*Stated problem*
Each entry below must be repeated exactly, with pictures left out.
======== Provided data ========
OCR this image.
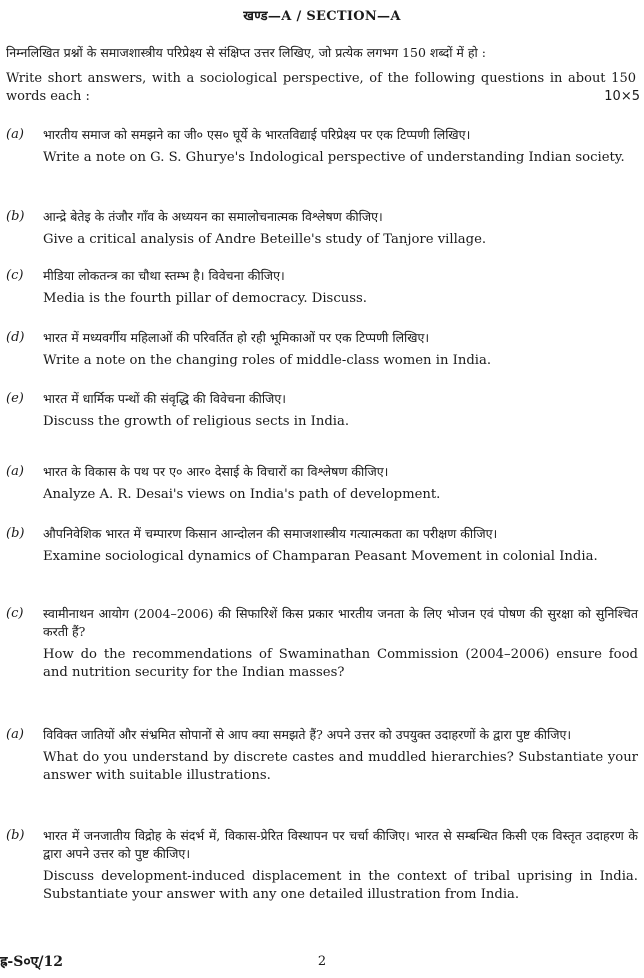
खण्ड—A / SECTION—A
निम्नलिखित प्रश्नों के समाजशास्त्रीय परिप्रेक्ष्य से संक्षिप्त उत्तर लिखिए, जो प्रत्येक लगभग 150 शब्दों में हो :
Write short answers, with a sociological perspective, of the following questions in about 150 words each :	10×5
(a)	भारतीय समाज को समझने का जी० एस० घूर्ये के भारतविद्याई परिप्रेक्ष्य पर एक टिप्पणी लिखिए।
Write a note on G. S. Ghurye's Indological perspective of understanding Indian society.
(b)	आन्द्रे बेतेइ के तंजौर गाँव के अध्ययन का समालोचनात्मक विश्लेषण कीजिए।
Give a critical analysis of Andre Beteille's study of Tanjore village.
(c)	मीडिया लोकतन्त्र का चौथा स्तम्भ है। विवेचना कीजिए।
Media is the fourth pillar of democracy. Discuss.
(d)	भारत में मध्यवर्गीय महिलाओं की परिवर्तित हो रही भूमिकाओं पर एक टिप्पणी लिखिए।
Write a note on the changing roles of middle-class women in India.
(e)	भारत में धार्मिक पन्थों की संवृद्धि की विवेचना कीजिए।
Discuss the growth of religious sects in India.
(a)	भारत के विकास के पथ पर ए० आर० देसाई के विचारों का विश्लेषण कीजिए।
Analyze A. R. Desai's views on India's path of development.
(b)	औपनिवेशिक भारत में चम्पारण किसान आन्दोलन की समाजशास्त्रीय गत्यात्मकता का परीक्षण कीजिए।
Examine sociological dynamics of Champaran Peasant Movement in colonial India.
(c)	स्वामीनाथन आयोग (2004–2006) की सिफारिशें किस प्रकार भारतीय जनता के लिए भोजन एवं पोषण की सुरक्षा को सुनिश्चित करती हैं?
How do the recommendations of Swaminathan Commission (2004–2006) ensure food and nutrition security for the Indian masses?
(a)	विविक्त जातियों और संभ्रमित सोपानों से आप क्या समझते हैं? अपने उत्तर को उपयुक्त उदाहरणों के द्वारा पुष्ट कीजिए।
What do you understand by discrete castes and muddled hierarchies? Substantiate your answer with suitable illustrations.
(b)	भारत में जनजातीय विद्रोह के संदर्भ में, विकास-प्रेरित विस्थापन पर चर्चा कीजिए। भारत से सम्बन्धित किसी एक विस्तृत उदाहरण के द्वारा अपने उत्तर को पुष्ट कीजिए।
Discuss development-induced displacement in the context of tribal uprising in India. Substantiate your answer with any one detailed illustration from India.
ह्र-S०ए्/12	2
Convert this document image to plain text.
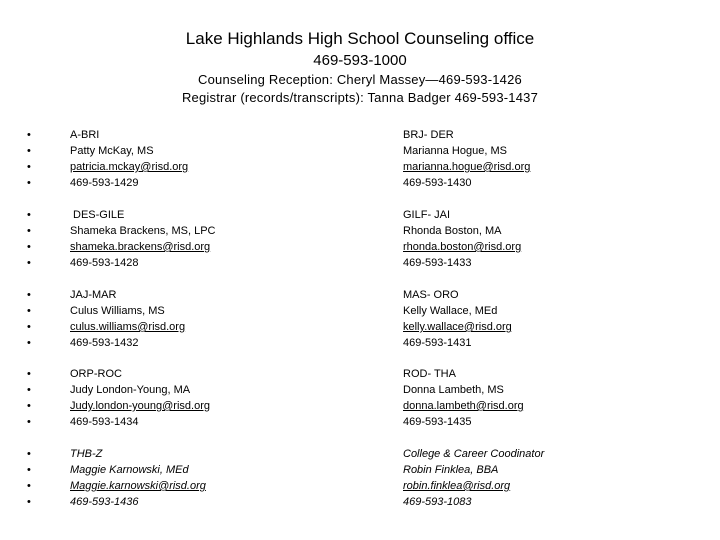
Lake Highlands High School Counseling office
469-593-1000
Counseling Reception: Cheryl Massey—469-593-1426
Registrar (records/transcripts): Tanna Badger 469-593-1437
•
•
•
•
A-BRI
Patty McKay, MS
patricia.mckay@risd.org
469-593-1429
BRJ- DER
Marianna Hogue, MS
marianna.hogue@risd.org
469-593-1430
•
•
•
•
DES-GILE
Shameka Brackens, MS, LPC
shameka.brackens@risd.org
469-593-1428
GILF- JAI
Rhonda Boston, MA
rhonda.boston@risd.org
469-593-1433
•
•
•
•
JAJ-MAR
Culus Williams, MS
culus.williams@risd.org
469-593-1432
MAS- ORO
Kelly Wallace, MEd
kelly.wallace@risd.org
469-593-1431
•
•
•
•
ORP-ROC
Judy London-Young, MA
Judy.london-young@risd.org
469-593-1434
ROD- THA
Donna Lambeth, MS
donna.lambeth@risd.org
469-593-1435
•
•
•
•
THB-Z
Maggie Karnowski, MEd
Maggie.karnowski@risd.org
469-593-1436
College & Career Coodinator
Robin Finklea, BBA
robin.finklea@risd.org
469-593-1083
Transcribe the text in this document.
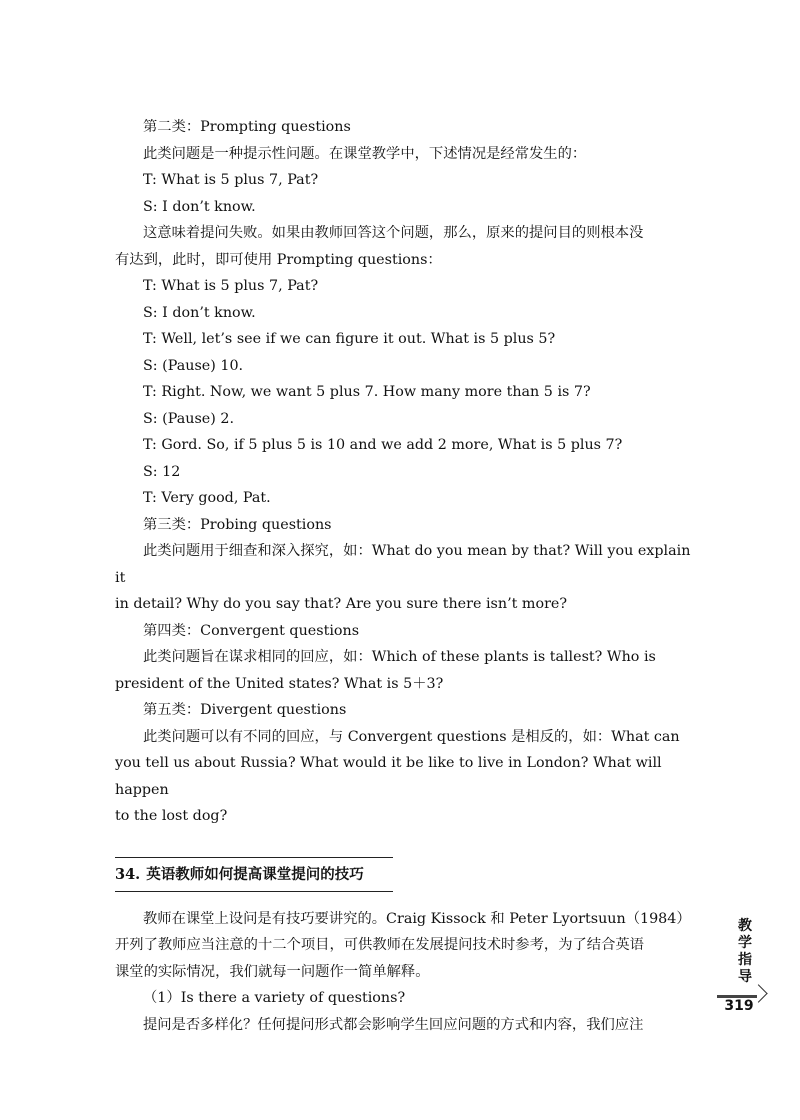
第二类：Prompting questions

此类问题是一种提示性问题。在课堂教学中，下述情况是经常发生的：

T: What is 5 plus 7, Pat?

S: I don’t know.

这意味着提问失败。如果由教师回答这个问题，那么，原来的提问目的则根本没

有达到，此时，即可使用 Prompting questions：

T: What is 5 plus 7, Pat?

S: I don’t know.

T: Well, let’s see if we can figure it out. What is 5 plus 5?

S: (Pause) 10.

T: Right. Now, we want 5 plus 7. How many more than 5 is 7?

S: (Pause) 2.

T: Gord. So, if 5 plus 5 is 10 and we add 2 more, What is 5 plus 7?

S: 12

T: Very good, Pat.

第三类：Probing questions

此类问题用于细查和深入探究，如：What do you mean by that? Will you explain it

in detail? Why do you say that? Are you sure there isn’t more?

第四类：Convergent questions

此类问题旨在谋求相同的回应，如：Which of these plants is tallest? Who is

president of the United states? What is 5＋3?

第五类：Divergent questions

此类问题可以有不同的回应，与 Convergent questions 是相反的，如：What can

you tell us about Russia? What would it be like to live in London? What will happen

to the lost dog?

34. 英语教师如何提高课堂提问的技巧

教师在课堂上设问是有技巧要讲究的。Craig Kissock 和 Peter Lyortsuun（1984）

开列了教师应当注意的十二个项目，可供教师在发展提问技术时参考，为了结合英语

课堂的实际情况，我们就每一问题作一简单解释。

（1）Is there a variety of questions?

提问是否多样化？任何提问形式都会影响学生回应问题的方式和内容，我们应注

教
学
指
导
319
========
*Result below*
OCR this image.
खण्ड—A / SECTION—A
निम्नलिखित प्रश्नों के समाजशास्त्रीय परिप्रेक्ष्य से संक्षिप्त उत्तर लिखिए, जो प्रत्येक लगभग 150 शब्दों में हो :
Write short answers, with a sociological perspective, of the following questions in about 150 words each :	10×5
(a)	भारतीय समाज को समझने का जी० एस० घूर्ये के भारतविद्याई परिप्रेक्ष्य पर एक टिप्पणी लिखिए।
Write a note on G. S. Ghurye's Indological perspective of understanding Indian society.
(b)	आन्द्रे बेतेइ के तंजौर गाँव के अध्ययन का समालोचनात्मक विश्लेषण कीजिए।
Give a critical analysis of Andre Beteille's study of Tanjore village.
(c)	मीडिया लोकतन्त्र का चौथा स्तम्भ है। विवेचना कीजिए।
Media is the fourth pillar of democracy. Discuss.
(d)	भारत में मध्यवर्गीय महिलाओं की परिवर्तित हो रही भूमिकाओं पर एक टिप्पणी लिखिए।
Write a note on the changing roles of middle-class women in India.
(e)	भारत में धार्मिक पन्थों की संवृद्धि की विवेचना कीजिए।
Discuss the growth of religious sects in India.
(a)	भारत के विकास के पथ पर ए० आर० देसाई के विचारों का विश्लेषण कीजिए।
Analyze A. R. Desai's views on India's path of development.
(b)	औपनिवेशिक भारत में चम्पारण किसान आन्दोलन की समाजशास्त्रीय गत्यात्मकता का परीक्षण कीजिए।
Examine sociological dynamics of Champaran Peasant Movement in colonial India.
(c)	स्वामीनाथन आयोग (2004–2006) की सिफारिशें किस प्रकार भारतीय जनता के लिए भोजन एवं पोषण की सुरक्षा को सुनिश्चित करती हैं?
How do the recommendations of Swaminathan Commission (2004–2006) ensure food and nutrition security for the Indian masses?
(a)	विविक्त जातियों और संभ्रमित सोपानों से आप क्या समझते हैं? अपने उत्तर को उपयुक्त उदाहरणों के द्वारा पुष्ट कीजिए।
What do you understand by discrete castes and muddled hierarchies? Substantiate your answer with suitable illustrations.
(b)	भारत में जनजातीय विद्रोह के संदर्भ में, विकास-प्रेरित विस्थापन पर चर्चा कीजिए। भारत से सम्बन्धित किसी एक विस्तृत उदाहरण के द्वारा अपने उत्तर को पुष्ट कीजिए।
Discuss development-induced displacement in the context of tribal uprising in India. Substantiate your answer with any one detailed illustration from India.
ह्र-S०ए्/12	2
Convert this document image to plain text.
Lake Highlands High School Counseling office
469-593-1000
Counseling Reception: Cheryl Massey—469-593-1426
Registrar (records/transcripts): Tanna Badger 469-593-1437
•
•
•
•
A-BRI
Patty McKay, MS
patricia.mckay@risd.org
469-593-1429
BRJ- DER
Marianna Hogue, MS
marianna.hogue@risd.org
469-593-1430
•
•
•
•
DES-GILE
Shameka Brackens, MS, LPC
shameka.brackens@risd.org
469-593-1428
GILF- JAI
Rhonda Boston, MA
rhonda.boston@risd.org
469-593-1433
•
•
•
•
JAJ-MAR
Culus Williams, MS
culus.williams@risd.org
469-593-1432
MAS- ORO
Kelly Wallace, MEd
kelly.wallace@risd.org
469-593-1431
•
•
•
•
ORP-ROC
Judy London-Young, MA
Judy.london-young@risd.org
469-593-1434
ROD- THA
Donna Lambeth, MS
donna.lambeth@risd.org
469-593-1435
•
•
•
•
THB-Z
Maggie Karnowski, MEd
Maggie.karnowski@risd.org
469-593-1436
College & Career Coodinator
Robin Finklea, BBA
robin.finklea@risd.org
469-593-1083
Transcribe the text in this document.
第二类：Prompting questions

此类问题是一种提示性问题。在课堂教学中，下述情况是经常发生的：

T: What is 5 plus 7, Pat?

S: I don’t know.

这意味着提问失败。如果由教师回答这个问题，那么，原来的提问目的则根本没

有达到，此时，即可使用 Prompting questions：

T: What is 5 plus 7, Pat?

S: I don’t know.

T: Well, let’s see if we can figure it out. What is 5 plus 5?

S: (Pause) 10.

T: Right. Now, we want 5 plus 7. How many more than 5 is 7?

S: (Pause) 2.

T: Gord. So, if 5 plus 5 is 10 and we add 2 more, What is 5 plus 7?

S: 12

T: Very good, Pat.

第三类：Probing questions

此类问题用于细查和深入探究，如：What do you mean by that? Will you explain it

in detail? Why do you say that? Are you sure there isn’t more?

第四类：Convergent questions

此类问题旨在谋求相同的回应，如：Which of these plants is tallest? Who is

president of the United states? What is 5＋3?

第五类：Divergent questions

此类问题可以有不同的回应，与 Convergent questions 是相反的，如：What can

you tell us about Russia? What would it be like to live in London? What will happen

to the lost dog?

34. 英语教师如何提高课堂提问的技巧

教师在课堂上设问是有技巧要讲究的。Craig Kissock 和 Peter Lyortsuun（1984）

开列了教师应当注意的十二个项目，可供教师在发展提问技术时参考，为了结合英语

课堂的实际情况，我们就每一问题作一简单解释。

（1）Is there a variety of questions?

提问是否多样化？任何提问形式都会影响学生回应问题的方式和内容，我们应注

教
学
指
导
319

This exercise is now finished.